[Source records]
****************

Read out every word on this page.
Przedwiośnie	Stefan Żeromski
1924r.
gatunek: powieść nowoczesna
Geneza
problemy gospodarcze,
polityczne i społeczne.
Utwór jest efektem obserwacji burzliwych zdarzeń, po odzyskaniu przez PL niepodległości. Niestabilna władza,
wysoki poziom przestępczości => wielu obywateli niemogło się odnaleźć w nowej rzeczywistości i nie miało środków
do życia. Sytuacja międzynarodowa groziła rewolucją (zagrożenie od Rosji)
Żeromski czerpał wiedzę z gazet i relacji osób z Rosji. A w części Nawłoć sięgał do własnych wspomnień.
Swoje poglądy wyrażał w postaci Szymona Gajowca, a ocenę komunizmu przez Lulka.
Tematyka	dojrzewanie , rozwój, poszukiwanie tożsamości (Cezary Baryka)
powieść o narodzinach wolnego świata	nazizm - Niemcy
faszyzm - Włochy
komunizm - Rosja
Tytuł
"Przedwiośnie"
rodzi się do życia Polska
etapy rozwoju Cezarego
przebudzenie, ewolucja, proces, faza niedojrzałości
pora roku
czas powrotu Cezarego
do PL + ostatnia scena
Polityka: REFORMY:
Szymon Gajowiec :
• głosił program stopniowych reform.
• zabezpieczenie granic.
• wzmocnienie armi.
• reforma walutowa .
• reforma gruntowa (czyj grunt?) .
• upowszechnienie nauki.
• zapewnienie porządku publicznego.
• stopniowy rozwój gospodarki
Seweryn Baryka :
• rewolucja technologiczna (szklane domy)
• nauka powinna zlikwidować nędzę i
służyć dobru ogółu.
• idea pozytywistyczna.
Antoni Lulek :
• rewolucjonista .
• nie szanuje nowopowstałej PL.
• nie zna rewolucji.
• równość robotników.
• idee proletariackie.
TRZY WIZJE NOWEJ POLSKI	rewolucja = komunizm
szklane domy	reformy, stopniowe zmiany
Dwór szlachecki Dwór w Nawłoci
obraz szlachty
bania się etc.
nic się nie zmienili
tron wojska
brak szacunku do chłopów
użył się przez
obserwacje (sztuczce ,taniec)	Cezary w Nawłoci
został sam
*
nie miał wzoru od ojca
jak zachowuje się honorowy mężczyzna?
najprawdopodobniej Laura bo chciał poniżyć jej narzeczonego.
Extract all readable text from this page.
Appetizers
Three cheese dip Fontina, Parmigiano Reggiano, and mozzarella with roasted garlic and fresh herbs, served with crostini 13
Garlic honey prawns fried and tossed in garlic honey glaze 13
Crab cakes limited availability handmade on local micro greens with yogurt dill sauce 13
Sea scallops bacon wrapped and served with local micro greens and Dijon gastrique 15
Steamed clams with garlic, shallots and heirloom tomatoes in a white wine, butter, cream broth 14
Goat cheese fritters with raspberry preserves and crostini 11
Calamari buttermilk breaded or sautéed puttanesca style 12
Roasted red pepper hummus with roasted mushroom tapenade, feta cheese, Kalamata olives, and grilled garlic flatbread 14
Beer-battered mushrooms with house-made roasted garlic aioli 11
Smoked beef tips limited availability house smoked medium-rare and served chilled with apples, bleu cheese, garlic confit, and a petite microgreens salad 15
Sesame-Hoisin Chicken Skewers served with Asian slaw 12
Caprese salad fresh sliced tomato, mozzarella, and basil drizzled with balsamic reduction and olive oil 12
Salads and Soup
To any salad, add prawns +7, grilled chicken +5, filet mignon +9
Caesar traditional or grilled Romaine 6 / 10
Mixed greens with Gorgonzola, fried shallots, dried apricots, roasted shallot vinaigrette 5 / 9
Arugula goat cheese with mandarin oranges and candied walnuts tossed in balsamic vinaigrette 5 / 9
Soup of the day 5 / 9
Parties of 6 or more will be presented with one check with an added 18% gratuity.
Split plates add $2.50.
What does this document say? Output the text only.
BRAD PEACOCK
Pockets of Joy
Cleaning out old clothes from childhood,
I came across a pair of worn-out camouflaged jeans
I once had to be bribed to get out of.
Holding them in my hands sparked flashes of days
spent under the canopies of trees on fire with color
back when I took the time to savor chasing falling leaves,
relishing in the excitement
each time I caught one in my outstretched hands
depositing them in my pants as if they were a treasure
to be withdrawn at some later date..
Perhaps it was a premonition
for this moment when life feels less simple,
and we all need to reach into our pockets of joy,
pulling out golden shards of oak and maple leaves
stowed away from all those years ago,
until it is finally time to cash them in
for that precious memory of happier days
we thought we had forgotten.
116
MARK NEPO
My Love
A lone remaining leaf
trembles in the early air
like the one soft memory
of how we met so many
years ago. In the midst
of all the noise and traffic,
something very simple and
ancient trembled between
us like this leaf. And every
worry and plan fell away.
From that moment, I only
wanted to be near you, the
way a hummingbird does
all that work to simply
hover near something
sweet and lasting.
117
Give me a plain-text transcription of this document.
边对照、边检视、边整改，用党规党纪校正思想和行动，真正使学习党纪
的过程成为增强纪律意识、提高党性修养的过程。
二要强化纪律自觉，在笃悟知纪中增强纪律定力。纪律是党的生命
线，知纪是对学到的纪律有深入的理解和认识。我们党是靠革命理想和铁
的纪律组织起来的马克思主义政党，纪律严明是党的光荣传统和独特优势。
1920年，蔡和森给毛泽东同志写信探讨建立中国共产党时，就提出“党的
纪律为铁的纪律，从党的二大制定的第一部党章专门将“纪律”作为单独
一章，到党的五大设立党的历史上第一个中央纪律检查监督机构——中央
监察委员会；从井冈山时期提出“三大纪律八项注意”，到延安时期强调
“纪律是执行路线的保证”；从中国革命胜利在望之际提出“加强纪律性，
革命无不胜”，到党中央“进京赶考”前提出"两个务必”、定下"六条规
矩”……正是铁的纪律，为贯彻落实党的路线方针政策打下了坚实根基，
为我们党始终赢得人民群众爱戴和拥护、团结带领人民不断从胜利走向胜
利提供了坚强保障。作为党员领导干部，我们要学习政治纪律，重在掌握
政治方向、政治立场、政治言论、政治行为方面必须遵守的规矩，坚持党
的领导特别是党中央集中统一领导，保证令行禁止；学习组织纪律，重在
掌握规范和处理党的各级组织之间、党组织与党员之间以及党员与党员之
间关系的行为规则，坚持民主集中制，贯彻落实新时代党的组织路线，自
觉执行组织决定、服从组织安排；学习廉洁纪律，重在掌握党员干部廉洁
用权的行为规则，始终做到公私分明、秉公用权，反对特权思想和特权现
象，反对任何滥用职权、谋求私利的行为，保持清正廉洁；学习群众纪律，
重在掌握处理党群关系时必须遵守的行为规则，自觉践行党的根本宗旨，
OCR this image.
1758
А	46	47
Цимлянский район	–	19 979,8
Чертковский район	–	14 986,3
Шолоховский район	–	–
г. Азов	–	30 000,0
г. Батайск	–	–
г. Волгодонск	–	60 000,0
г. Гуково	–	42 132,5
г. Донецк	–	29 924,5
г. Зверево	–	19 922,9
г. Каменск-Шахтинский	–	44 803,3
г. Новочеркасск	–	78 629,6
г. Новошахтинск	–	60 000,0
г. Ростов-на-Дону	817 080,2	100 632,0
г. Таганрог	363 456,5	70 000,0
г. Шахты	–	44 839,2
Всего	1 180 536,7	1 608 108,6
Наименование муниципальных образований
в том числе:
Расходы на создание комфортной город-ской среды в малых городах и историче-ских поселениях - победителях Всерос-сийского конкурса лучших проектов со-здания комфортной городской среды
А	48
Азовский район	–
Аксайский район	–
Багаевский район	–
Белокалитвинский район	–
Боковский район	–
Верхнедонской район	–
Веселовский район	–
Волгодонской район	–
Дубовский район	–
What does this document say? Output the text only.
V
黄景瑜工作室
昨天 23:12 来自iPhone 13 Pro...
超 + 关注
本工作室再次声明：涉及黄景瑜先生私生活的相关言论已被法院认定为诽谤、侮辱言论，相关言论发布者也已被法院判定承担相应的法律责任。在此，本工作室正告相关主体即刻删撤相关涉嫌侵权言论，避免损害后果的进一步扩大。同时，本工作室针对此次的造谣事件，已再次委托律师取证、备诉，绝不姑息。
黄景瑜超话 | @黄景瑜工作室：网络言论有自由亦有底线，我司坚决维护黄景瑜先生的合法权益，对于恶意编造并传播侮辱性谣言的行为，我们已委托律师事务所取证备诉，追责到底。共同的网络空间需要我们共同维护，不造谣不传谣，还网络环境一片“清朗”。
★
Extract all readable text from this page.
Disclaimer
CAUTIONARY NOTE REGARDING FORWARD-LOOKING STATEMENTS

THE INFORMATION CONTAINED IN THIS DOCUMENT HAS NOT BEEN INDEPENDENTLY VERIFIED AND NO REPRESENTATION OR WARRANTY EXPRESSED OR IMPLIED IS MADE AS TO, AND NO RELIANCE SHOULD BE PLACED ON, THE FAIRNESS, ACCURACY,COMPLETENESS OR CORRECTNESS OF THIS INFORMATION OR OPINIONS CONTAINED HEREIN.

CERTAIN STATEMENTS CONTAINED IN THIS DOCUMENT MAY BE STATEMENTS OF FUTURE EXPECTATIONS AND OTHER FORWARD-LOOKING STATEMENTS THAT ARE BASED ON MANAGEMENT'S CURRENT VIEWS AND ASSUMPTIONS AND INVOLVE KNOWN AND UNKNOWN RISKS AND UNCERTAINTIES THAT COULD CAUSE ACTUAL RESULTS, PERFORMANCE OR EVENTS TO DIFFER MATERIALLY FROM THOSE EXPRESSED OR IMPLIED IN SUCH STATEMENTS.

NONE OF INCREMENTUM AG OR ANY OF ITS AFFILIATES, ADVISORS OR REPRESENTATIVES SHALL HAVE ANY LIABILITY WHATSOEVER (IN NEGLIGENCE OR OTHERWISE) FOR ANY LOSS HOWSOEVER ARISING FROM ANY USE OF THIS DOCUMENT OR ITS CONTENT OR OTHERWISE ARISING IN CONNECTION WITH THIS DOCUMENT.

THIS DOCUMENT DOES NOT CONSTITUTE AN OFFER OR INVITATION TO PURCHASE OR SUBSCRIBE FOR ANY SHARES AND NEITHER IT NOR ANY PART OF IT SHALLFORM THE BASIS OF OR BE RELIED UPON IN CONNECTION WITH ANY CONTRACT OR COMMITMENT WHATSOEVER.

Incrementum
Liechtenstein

****************

Each line that holds the word "Przedwiośnie" is to be copied.

▸ Answer to this problem
Przedwiośnie	Stefan Żeromski
"Przedwiośnie"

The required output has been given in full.